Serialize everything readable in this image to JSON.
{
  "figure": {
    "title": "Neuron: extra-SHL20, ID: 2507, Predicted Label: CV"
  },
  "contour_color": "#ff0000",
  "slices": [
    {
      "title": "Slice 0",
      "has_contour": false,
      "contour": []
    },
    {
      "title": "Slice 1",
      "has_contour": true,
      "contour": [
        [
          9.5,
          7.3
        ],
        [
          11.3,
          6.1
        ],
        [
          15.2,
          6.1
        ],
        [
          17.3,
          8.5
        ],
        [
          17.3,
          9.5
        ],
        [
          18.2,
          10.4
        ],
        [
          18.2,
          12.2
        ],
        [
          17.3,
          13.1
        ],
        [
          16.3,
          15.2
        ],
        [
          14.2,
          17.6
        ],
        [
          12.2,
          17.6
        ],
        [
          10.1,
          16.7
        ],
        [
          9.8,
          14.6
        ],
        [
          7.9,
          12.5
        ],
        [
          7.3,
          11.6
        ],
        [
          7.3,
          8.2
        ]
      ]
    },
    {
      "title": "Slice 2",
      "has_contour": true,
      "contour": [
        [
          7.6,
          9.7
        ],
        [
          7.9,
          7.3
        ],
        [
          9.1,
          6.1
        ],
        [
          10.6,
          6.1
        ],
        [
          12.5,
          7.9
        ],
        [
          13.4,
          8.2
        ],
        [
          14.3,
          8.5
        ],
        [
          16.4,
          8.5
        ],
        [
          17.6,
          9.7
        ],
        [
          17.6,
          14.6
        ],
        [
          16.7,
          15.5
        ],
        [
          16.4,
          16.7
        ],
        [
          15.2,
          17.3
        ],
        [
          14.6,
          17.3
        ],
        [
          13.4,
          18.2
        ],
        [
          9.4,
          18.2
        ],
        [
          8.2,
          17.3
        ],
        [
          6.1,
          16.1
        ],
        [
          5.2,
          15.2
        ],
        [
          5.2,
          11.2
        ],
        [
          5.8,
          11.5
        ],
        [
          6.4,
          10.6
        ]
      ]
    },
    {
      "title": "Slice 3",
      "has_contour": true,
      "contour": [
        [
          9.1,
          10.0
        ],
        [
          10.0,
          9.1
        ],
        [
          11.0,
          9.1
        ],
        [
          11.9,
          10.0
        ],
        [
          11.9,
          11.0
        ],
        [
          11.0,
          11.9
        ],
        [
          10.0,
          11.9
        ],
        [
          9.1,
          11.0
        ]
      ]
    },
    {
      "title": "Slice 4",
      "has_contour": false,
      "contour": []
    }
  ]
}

○ ○ ○

• WHAT YOU WILL DO: Set out every line from the material that contains the string "title".

• EXERCISE SOLUTION:
    "title": "Neuron: extra-SHL20, ID: 2507, Predicted Label: CV"
      "title": "Slice 0",
      "title": "Slice 1",
      "title": "Slice 2",
      "title": "Slice 3",
      "title": "Slice 4",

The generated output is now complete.